** Start of Material **

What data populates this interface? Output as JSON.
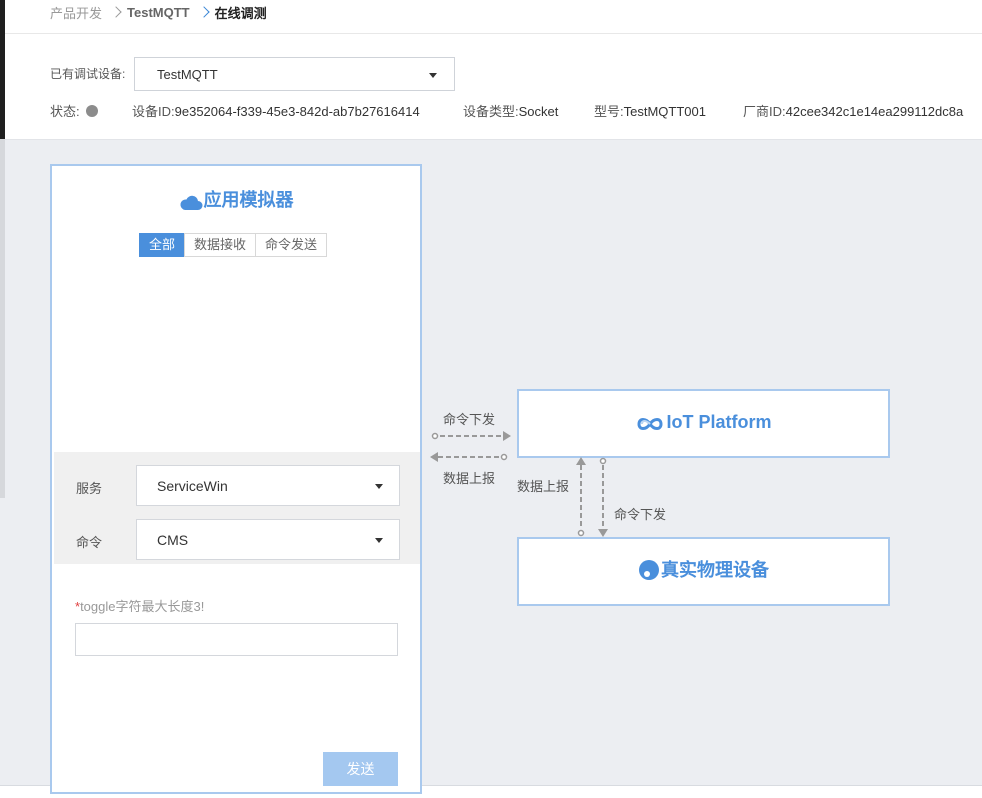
{
  "breadcrumb": {
    "items": [
      "产品开发",
      "TestMQTT",
      "在线调测"
    ]
  },
  "device": {
    "label": "已有调试设备:",
    "selected": "TestMQTT"
  },
  "info": {
    "status_label": "状态:",
    "status_color": "#8c8c8c",
    "device_id_label": "设备ID:",
    "device_id": "9e352064-f339-45e3-842d-ab7b27616414",
    "device_type_label": "设备类型:",
    "device_type": "Socket",
    "model_label": "型号:",
    "model": "TestMQTT001",
    "vendor_label": "厂商ID:",
    "vendor_id": "42cee342c1e14ea299112dc8a"
  },
  "simulator": {
    "title": "应用模拟器",
    "icon": "cloud-icon",
    "tabs": [
      {
        "label": "全部",
        "active": true
      },
      {
        "label": "数据接收",
        "active": false
      },
      {
        "label": "命令发送",
        "active": false
      }
    ],
    "service_label": "服务",
    "service_value": "ServiceWin",
    "command_label": "命令",
    "command_value": "CMS",
    "hint_required": "*",
    "hint_text": "toggle字符最大长度3!",
    "input_value": "",
    "send_label": "发送"
  },
  "platform": {
    "title": "IoT Platform",
    "icon": "infinity-icon"
  },
  "physical_device": {
    "title": "真实物理设备",
    "icon": "device-dot-icon"
  },
  "flows": {
    "app_to_platform": "命令下发",
    "platform_to_app": "数据上报",
    "device_to_platform": "数据上报",
    "platform_to_device": "命令下发"
  },
  "colors": {
    "accent": "#4a8fdc",
    "border_blue": "#a9c9ee",
    "send_disabled": "#a4c8f0",
    "canvas_bg": "#eceef2"
  }
}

** End of Material **

- Objective -
Print the records above exactly as they stand, but leave out the pictures.

- Full response -
What data populates this interface? Output as JSON.
{
  "breadcrumb": {
    "items": [
      "产品开发",
      "TestMQTT",
      "在线调测"
    ]
  },
  "device": {
    "label": "已有调试设备:",
    "selected": "TestMQTT"
  },
  "info": {
    "status_label": "状态:",
    "status_color": "#8c8c8c",
    "device_id_label": "设备ID:",
    "device_id": "9e352064-f339-45e3-842d-ab7b27616414",
    "device_type_label": "设备类型:",
    "device_type": "Socket",
    "model_label": "型号:",
    "model": "TestMQTT001",
    "vendor_label": "厂商ID:",
    "vendor_id": "42cee342c1e14ea299112dc8a"
  },
  "simulator": {
    "title": "应用模拟器",
    "icon": "cloud-icon",
    "tabs": [
      {
        "label": "全部",
        "active": true
      },
      {
        "label": "数据接收",
        "active": false
      },
      {
        "label": "命令发送",
        "active": false
      }
    ],
    "service_label": "服务",
    "service_value": "ServiceWin",
    "command_label": "命令",
    "command_value": "CMS",
    "hint_required": "*",
    "hint_text": "toggle字符最大长度3!",
    "input_value": "",
    "send_label": "发送"
  },
  "platform": {
    "title": "IoT Platform",
    "icon": "infinity-icon"
  },
  "physical_device": {
    "title": "真实物理设备",
    "icon": "device-dot-icon"
  },
  "flows": {
    "app_to_platform": "命令下发",
    "platform_to_app": "数据上报",
    "device_to_platform": "数据上报",
    "platform_to_device": "命令下发"
  },
  "colors": {
    "accent": "#4a8fdc",
    "border_blue": "#a9c9ee",
    "send_disabled": "#a4c8f0",
    "canvas_bg": "#eceef2"
  }
}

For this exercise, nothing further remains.